#### [What you have to do]
Each line that includes the word "JSON" counts once; give the total and nothing more.

>> Begin Data excerpts

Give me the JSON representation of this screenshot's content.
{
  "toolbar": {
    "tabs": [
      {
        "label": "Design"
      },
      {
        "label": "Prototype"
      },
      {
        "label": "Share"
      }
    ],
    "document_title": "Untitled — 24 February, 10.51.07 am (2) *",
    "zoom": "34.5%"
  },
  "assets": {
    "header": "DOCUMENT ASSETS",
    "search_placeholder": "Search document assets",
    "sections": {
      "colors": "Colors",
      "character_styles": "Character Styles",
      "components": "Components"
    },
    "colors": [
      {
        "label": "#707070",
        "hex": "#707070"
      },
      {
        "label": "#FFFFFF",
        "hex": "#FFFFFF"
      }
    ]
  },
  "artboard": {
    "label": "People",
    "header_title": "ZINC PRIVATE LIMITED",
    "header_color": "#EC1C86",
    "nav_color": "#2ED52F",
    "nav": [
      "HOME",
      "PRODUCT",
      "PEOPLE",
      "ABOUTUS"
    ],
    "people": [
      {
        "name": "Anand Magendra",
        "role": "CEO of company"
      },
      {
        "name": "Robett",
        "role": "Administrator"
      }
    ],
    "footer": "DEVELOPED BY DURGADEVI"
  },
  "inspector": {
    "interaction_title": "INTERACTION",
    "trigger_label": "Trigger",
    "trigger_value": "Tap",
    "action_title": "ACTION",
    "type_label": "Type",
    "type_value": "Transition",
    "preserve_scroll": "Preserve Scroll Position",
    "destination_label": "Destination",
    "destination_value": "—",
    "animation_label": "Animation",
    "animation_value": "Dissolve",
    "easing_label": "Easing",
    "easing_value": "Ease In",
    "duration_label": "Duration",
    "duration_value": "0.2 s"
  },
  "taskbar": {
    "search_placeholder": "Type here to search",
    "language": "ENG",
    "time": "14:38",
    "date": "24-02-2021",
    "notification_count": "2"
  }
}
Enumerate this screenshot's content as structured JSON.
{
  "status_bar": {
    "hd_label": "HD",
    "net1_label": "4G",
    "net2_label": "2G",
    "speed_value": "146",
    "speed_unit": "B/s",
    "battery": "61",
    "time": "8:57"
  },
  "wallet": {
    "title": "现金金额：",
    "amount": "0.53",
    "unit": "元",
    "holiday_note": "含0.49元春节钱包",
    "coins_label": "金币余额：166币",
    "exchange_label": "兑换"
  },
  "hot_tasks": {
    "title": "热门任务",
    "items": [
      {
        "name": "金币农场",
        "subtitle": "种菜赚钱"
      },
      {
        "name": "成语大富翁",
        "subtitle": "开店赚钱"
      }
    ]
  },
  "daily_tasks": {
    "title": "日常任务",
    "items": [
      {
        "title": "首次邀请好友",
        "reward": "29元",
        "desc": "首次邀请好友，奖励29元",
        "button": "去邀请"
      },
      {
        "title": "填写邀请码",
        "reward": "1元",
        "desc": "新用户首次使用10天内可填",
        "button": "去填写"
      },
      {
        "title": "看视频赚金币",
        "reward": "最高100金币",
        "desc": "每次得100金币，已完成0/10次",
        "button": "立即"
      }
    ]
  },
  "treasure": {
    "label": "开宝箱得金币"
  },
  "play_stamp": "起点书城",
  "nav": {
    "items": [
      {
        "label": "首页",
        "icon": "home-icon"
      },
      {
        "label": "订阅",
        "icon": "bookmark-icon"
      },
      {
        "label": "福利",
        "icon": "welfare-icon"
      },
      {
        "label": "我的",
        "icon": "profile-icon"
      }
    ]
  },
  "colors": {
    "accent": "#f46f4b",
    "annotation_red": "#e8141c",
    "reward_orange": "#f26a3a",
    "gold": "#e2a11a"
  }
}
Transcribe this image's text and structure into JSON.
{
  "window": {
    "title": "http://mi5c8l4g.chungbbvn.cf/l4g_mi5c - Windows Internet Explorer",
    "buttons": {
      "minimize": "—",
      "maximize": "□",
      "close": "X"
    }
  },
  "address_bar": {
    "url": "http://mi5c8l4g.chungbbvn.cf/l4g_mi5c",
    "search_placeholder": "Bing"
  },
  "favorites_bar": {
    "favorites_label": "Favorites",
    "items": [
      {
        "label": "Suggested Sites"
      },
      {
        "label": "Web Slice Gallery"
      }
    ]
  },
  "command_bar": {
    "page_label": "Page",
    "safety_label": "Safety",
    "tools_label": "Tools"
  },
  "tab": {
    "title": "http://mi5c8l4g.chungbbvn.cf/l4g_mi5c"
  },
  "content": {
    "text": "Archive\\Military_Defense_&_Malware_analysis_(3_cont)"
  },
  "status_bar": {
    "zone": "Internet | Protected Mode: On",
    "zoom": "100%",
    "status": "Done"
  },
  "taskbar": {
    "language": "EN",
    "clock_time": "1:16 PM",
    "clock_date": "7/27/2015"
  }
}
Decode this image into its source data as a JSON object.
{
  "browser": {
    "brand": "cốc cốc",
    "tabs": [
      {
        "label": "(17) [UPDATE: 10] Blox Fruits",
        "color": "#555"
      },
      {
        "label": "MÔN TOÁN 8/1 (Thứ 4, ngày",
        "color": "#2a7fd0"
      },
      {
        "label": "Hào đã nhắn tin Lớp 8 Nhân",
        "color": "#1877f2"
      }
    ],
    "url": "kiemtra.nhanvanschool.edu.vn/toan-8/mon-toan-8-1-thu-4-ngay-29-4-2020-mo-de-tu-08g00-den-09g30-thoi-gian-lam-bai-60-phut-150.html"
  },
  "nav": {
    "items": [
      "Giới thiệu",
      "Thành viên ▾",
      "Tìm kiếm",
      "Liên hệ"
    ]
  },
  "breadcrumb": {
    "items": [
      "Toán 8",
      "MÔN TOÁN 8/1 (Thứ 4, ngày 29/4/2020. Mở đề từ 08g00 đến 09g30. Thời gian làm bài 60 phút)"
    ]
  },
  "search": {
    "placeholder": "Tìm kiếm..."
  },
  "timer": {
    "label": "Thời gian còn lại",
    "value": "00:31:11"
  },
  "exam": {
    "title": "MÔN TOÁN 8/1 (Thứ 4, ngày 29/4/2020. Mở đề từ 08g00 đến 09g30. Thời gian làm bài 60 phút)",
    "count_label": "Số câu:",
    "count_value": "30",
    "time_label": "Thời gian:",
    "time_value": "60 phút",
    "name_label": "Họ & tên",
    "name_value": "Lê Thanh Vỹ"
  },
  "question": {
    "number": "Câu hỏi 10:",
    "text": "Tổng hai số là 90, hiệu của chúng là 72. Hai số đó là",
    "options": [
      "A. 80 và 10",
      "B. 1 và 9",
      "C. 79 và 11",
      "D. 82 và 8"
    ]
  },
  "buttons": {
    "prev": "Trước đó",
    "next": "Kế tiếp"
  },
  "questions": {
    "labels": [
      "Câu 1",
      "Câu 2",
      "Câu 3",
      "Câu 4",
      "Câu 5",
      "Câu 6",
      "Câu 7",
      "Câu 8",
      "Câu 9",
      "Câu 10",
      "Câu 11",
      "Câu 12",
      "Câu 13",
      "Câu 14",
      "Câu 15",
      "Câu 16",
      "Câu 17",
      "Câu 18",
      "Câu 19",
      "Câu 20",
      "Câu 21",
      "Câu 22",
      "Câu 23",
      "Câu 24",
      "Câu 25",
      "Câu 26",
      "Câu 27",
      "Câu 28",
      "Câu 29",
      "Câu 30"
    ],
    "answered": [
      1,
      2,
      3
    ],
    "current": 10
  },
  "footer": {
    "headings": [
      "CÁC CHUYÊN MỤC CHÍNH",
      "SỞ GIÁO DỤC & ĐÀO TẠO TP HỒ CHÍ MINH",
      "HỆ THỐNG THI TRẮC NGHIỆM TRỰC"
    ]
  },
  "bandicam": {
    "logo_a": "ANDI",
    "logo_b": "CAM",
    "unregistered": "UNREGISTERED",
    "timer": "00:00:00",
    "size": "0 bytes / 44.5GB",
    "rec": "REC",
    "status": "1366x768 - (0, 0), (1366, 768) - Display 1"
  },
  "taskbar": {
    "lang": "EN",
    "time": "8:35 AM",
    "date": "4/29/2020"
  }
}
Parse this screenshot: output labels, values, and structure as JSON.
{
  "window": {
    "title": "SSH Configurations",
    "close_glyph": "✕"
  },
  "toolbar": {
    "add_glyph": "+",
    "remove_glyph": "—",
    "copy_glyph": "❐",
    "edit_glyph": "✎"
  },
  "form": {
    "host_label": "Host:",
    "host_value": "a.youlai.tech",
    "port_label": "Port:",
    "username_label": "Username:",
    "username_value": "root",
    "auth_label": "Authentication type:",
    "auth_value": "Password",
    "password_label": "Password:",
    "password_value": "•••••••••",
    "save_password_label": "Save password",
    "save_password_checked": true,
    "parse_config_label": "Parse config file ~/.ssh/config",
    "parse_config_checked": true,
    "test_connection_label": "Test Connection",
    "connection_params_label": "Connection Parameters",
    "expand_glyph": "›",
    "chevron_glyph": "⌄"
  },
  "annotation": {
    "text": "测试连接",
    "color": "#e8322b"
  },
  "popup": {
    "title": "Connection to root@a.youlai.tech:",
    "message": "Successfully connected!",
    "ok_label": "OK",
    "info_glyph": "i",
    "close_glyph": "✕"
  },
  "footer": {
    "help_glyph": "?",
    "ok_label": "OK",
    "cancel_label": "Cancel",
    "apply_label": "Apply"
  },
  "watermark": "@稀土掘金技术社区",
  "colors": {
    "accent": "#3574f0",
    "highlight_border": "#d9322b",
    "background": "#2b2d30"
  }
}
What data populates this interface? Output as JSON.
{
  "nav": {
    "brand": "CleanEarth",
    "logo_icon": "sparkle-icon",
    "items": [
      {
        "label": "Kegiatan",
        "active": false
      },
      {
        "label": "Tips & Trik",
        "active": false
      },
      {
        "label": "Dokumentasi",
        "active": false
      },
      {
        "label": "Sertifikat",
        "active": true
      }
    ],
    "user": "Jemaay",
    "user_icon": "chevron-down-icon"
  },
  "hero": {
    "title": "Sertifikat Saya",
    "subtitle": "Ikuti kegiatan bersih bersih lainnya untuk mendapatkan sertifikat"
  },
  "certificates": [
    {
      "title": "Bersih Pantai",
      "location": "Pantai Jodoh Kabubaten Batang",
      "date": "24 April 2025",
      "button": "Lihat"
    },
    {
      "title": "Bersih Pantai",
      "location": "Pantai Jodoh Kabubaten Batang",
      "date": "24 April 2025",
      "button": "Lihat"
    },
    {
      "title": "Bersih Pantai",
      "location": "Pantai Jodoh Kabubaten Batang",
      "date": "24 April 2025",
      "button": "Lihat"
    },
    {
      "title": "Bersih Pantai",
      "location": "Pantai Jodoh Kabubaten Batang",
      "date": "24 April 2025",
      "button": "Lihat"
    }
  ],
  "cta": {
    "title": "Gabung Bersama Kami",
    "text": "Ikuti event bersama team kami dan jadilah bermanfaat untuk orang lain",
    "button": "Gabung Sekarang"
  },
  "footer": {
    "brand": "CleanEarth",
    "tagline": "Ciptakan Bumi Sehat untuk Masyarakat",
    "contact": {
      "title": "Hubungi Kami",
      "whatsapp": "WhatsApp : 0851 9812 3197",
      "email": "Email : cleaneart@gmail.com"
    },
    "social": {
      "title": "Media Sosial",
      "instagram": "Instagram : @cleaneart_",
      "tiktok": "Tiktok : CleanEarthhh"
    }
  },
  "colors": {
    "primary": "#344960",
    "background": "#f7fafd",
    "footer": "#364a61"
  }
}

>> End Data excerpts

#### [Expected answer]
6